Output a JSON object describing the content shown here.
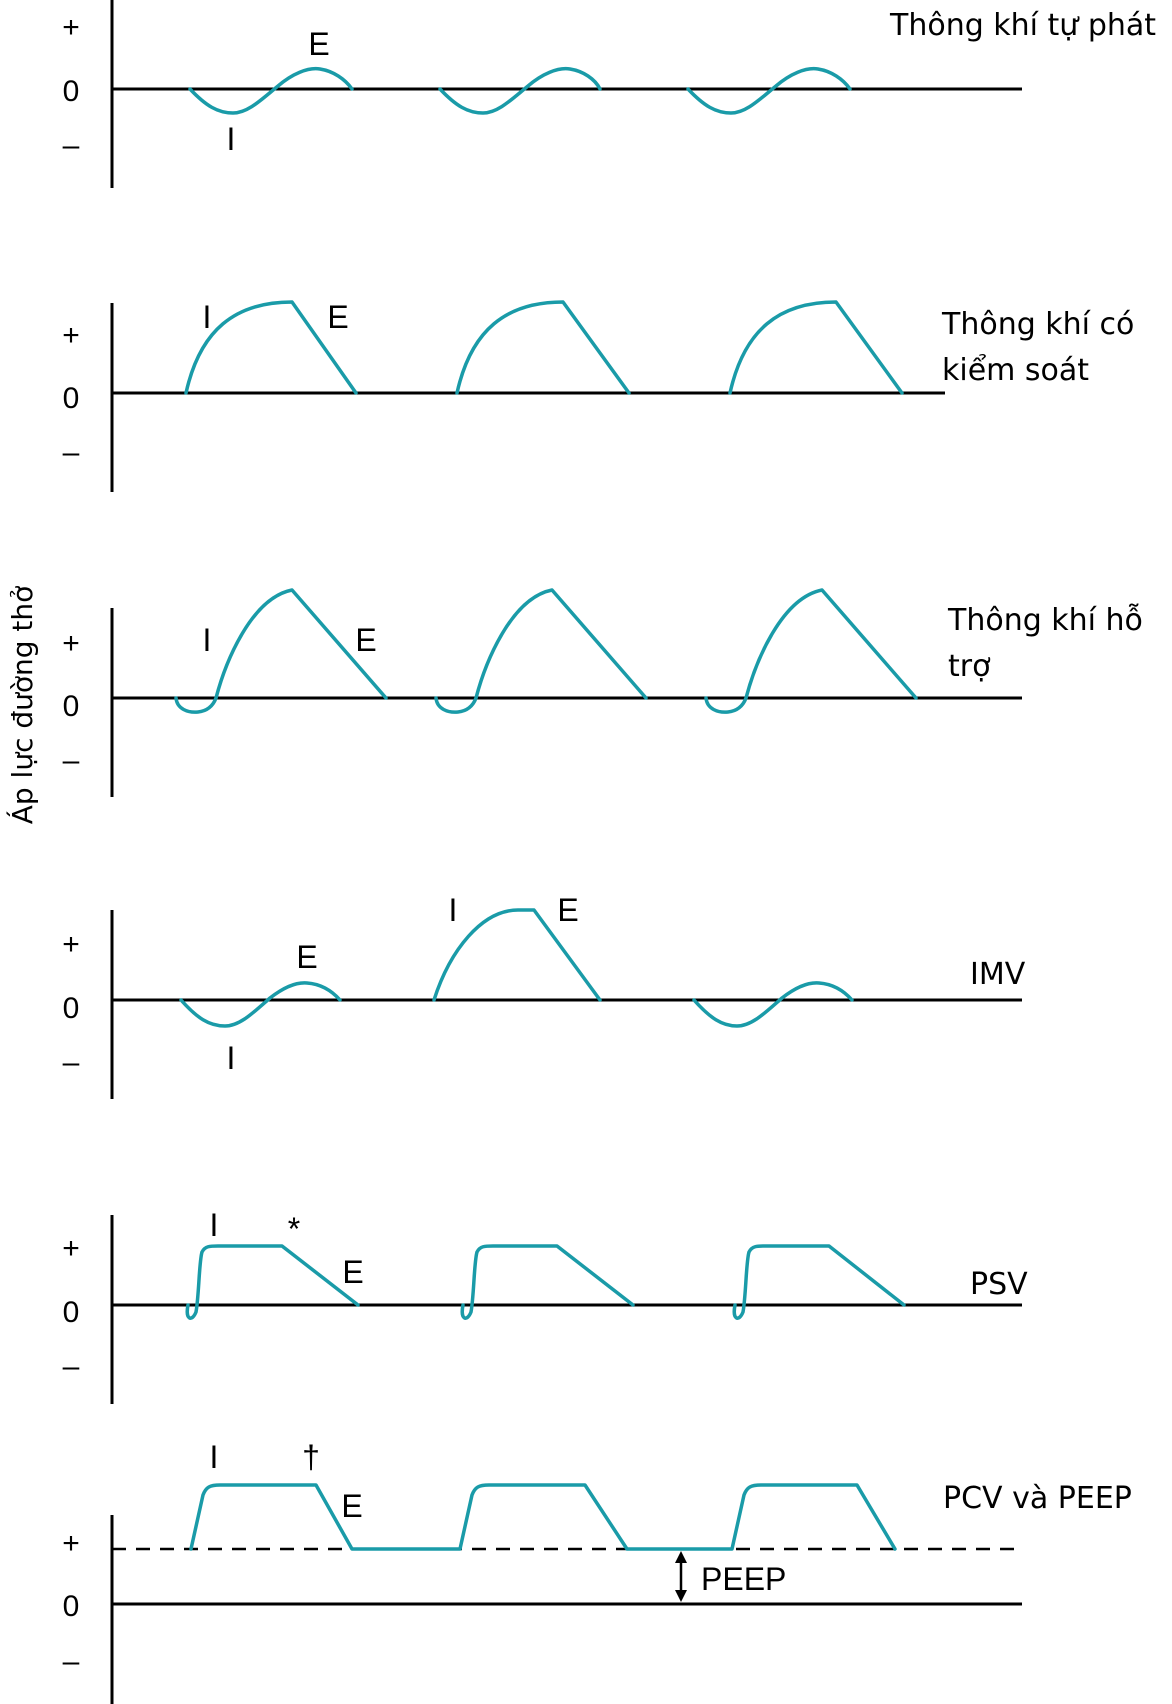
{
  "y_axis_label": "Áp lực đường thở",
  "tick_labels": {
    "plus": "+",
    "zero": "0",
    "minus": "–"
  },
  "panels": [
    {
      "mode": "Thông khí tự phát",
      "marks": {
        "inspiration": "I",
        "expiration": "E"
      }
    },
    {
      "mode_lines": [
        "Thông khí có",
        "kiểm soát"
      ],
      "marks": {
        "inspiration": "I",
        "expiration": "E"
      }
    },
    {
      "mode_lines": [
        "Thông khí hỗ",
        "trợ"
      ],
      "marks": {
        "inspiration": "I",
        "expiration": "E"
      }
    },
    {
      "mode": "IMV",
      "marks": {
        "inspiration": "I",
        "expiration": "E",
        "mandatory_inspiration": "I",
        "mandatory_expiration": "E"
      }
    },
    {
      "mode": "PSV",
      "marks": {
        "inspiration": "I",
        "expiration": "E",
        "flow_cycle": "*"
      }
    },
    {
      "mode": "PCV và PEEP",
      "marks": {
        "inspiration": "I",
        "expiration": "E",
        "time_cycle": "†"
      },
      "peep_label": "PEEP"
    }
  ],
  "colors": {
    "waveform": "#1a9ba8",
    "axes": "#000000"
  }
}
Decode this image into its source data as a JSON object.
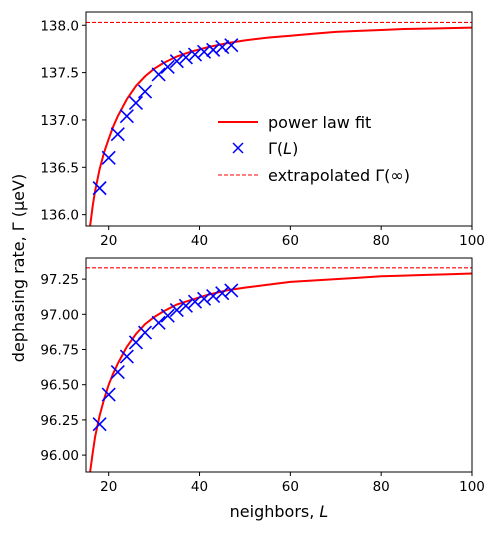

→ **WORK TO BE COMPLETED**: Above are records to transcribe exactly; leave their pictures out.

→ **EXERCISE SOLUTION**:
Output a JSON object describing the content shown here.
{
  "y_axis_label": "Áp lực đường thở",
  "tick_labels": {
    "plus": "+",
    "zero": "0",
    "minus": "–"
  },
  "panels": [
    {
      "mode": "Thông khí tự phát",
      "marks": {
        "inspiration": "I",
        "expiration": "E"
      }
    },
    {
      "mode_lines": [
        "Thông khí có",
        "kiểm soát"
      ],
      "marks": {
        "inspiration": "I",
        "expiration": "E"
      }
    },
    {
      "mode_lines": [
        "Thông khí hỗ",
        "trợ"
      ],
      "marks": {
        "inspiration": "I",
        "expiration": "E"
      }
    },
    {
      "mode": "IMV",
      "marks": {
        "inspiration": "I",
        "expiration": "E",
        "mandatory_inspiration": "I",
        "mandatory_expiration": "E"
      }
    },
    {
      "mode": "PSV",
      "marks": {
        "inspiration": "I",
        "expiration": "E",
        "flow_cycle": "*"
      }
    },
    {
      "mode": "PCV và PEEP",
      "marks": {
        "inspiration": "I",
        "expiration": "E",
        "time_cycle": "†"
      },
      "peep_label": "PEEP"
    }
  ],
  "colors": {
    "waveform": "#1a9ba8",
    "axes": "#000000"
  }
}
Decode this image into its source data as a JSON object.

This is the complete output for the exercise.